> **TASK INSTRUCTIONS**:
Copy out each line below that has the word "ylabel" in it.

> **DATASET CONTENT**:
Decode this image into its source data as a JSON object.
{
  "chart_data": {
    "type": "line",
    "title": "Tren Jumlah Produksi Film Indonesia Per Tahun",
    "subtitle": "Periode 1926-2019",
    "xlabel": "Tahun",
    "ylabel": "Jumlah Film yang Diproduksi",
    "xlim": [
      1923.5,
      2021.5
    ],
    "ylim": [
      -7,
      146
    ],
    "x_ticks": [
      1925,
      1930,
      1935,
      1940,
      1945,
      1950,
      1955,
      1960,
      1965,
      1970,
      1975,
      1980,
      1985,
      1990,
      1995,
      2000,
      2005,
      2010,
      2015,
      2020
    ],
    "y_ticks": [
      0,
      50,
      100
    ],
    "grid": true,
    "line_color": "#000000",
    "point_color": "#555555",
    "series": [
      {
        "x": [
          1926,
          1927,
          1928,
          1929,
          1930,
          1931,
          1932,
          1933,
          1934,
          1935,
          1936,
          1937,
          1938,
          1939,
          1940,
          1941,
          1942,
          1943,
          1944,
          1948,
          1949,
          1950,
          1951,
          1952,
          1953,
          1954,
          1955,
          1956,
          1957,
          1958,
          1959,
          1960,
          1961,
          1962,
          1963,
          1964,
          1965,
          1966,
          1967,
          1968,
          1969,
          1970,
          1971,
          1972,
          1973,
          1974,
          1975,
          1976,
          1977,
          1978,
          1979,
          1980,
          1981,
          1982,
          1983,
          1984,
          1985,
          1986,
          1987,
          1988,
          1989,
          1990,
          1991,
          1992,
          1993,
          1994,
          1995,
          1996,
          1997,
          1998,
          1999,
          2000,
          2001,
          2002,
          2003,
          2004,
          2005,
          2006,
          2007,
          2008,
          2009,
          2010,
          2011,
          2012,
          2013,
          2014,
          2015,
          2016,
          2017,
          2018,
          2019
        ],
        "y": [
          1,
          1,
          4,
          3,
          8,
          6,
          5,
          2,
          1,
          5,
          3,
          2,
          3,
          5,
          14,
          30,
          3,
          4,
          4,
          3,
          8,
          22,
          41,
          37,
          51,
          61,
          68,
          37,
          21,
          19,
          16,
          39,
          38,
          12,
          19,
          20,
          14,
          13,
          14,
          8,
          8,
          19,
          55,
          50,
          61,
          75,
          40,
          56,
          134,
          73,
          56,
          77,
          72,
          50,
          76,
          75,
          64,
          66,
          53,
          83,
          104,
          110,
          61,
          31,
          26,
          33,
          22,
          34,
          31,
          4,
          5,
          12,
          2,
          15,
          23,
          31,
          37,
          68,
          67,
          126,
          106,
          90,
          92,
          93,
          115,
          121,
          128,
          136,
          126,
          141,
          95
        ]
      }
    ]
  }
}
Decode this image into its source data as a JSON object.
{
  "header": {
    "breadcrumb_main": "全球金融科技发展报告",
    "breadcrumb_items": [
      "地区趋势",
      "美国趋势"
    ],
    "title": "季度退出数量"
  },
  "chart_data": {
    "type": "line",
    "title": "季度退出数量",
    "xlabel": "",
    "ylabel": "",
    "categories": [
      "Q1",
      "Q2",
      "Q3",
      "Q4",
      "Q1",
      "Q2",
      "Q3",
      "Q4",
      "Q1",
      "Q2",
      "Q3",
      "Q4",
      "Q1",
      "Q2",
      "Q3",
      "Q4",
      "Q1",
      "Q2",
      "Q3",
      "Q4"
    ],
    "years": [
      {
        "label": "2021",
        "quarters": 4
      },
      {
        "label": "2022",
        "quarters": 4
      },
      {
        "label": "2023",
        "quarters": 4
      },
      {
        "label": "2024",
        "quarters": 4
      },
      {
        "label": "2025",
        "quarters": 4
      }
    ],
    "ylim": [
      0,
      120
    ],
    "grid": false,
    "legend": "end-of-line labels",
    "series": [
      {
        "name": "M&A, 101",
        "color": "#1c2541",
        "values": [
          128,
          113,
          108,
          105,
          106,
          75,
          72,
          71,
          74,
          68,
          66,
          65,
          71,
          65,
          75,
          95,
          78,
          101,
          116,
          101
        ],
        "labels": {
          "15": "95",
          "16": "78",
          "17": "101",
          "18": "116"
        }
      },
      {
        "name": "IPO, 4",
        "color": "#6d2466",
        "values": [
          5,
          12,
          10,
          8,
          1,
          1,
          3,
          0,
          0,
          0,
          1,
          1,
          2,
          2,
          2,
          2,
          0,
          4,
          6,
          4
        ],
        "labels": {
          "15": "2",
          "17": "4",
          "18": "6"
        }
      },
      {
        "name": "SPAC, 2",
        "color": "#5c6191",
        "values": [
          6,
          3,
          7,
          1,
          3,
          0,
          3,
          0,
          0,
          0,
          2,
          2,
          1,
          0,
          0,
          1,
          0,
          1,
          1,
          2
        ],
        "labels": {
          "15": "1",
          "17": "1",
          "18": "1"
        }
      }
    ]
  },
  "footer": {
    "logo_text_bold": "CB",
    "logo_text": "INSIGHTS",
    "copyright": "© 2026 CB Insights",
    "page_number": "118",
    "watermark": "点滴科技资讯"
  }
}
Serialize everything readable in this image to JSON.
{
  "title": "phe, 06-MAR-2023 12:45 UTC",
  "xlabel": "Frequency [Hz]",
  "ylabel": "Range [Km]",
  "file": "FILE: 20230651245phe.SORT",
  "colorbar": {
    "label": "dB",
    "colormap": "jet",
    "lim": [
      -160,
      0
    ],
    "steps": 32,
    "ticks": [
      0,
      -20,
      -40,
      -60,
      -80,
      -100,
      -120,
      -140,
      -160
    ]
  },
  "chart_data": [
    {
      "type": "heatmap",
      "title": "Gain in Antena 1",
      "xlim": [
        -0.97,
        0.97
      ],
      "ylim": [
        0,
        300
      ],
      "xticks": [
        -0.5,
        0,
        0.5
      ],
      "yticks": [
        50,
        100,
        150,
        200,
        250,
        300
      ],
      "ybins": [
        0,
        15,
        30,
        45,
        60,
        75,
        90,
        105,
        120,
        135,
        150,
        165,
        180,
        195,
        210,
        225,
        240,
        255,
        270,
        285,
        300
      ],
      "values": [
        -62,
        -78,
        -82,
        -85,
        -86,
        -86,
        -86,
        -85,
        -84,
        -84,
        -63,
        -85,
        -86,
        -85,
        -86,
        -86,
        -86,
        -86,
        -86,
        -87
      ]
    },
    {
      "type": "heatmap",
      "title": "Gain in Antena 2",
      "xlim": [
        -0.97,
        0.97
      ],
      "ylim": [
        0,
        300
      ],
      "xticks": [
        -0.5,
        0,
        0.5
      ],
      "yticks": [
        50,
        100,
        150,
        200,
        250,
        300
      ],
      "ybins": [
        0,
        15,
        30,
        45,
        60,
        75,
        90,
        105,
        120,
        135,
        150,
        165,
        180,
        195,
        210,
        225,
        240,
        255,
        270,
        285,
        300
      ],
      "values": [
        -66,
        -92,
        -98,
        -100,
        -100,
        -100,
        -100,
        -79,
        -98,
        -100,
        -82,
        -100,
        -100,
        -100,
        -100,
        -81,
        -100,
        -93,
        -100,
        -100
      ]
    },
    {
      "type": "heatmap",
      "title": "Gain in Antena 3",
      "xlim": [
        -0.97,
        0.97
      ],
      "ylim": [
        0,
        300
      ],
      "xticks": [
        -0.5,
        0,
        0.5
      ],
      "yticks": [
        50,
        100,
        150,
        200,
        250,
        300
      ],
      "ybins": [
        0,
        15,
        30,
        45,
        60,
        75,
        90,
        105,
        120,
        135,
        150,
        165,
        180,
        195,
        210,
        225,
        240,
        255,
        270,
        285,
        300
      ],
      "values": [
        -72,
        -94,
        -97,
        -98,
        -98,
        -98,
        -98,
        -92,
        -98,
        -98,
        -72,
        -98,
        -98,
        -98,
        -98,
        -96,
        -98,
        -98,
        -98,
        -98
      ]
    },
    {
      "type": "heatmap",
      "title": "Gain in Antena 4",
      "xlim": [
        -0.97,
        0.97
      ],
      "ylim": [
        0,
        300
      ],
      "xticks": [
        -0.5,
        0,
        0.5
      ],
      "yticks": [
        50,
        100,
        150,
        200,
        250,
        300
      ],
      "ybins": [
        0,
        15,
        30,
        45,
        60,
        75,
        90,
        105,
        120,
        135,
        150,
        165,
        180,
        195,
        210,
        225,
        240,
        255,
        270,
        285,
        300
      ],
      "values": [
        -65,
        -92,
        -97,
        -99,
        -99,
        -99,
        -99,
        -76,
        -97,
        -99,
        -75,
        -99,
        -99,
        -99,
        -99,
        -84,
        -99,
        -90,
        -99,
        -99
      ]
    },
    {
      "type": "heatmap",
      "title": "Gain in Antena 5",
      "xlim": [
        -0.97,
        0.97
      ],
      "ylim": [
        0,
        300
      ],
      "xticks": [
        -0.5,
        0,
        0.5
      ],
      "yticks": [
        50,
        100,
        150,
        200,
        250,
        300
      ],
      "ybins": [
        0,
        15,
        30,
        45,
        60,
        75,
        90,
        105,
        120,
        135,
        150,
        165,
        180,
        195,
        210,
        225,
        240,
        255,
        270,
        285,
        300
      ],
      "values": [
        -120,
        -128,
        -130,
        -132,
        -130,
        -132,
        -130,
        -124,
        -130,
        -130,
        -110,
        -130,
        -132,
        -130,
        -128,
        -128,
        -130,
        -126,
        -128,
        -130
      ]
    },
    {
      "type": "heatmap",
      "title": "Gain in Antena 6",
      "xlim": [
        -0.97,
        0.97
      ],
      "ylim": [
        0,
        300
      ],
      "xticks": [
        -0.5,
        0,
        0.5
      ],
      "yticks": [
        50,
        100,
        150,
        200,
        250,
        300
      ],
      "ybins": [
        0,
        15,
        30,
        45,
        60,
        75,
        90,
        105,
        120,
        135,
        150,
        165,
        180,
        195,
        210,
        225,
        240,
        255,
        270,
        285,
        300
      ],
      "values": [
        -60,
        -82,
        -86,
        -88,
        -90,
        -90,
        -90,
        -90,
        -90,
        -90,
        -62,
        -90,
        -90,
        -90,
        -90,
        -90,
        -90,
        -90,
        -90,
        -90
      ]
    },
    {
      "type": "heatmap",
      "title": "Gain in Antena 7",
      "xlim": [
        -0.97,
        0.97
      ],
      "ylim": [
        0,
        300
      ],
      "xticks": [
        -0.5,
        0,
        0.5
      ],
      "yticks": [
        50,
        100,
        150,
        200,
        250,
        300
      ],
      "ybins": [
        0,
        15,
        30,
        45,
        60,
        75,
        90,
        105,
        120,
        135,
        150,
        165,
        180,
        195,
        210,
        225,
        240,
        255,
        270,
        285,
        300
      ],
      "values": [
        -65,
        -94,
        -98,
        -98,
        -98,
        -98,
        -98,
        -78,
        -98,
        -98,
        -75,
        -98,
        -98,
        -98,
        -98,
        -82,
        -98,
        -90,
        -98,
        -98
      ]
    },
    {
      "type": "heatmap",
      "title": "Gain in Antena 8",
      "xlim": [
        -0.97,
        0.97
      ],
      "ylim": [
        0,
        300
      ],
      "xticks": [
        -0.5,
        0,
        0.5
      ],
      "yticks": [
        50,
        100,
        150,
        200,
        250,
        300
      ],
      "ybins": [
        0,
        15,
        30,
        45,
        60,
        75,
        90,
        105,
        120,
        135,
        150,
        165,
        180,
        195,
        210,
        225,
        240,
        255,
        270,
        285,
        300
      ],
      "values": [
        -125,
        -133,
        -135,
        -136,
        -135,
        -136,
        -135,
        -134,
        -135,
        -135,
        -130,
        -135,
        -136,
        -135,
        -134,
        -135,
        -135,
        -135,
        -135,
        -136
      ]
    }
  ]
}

> **REPLY TO THE TASK**:
    "ylabel": "Jumlah Film yang Diproduksi",
    "ylabel": "",
  "ylabel": "Range [Km]",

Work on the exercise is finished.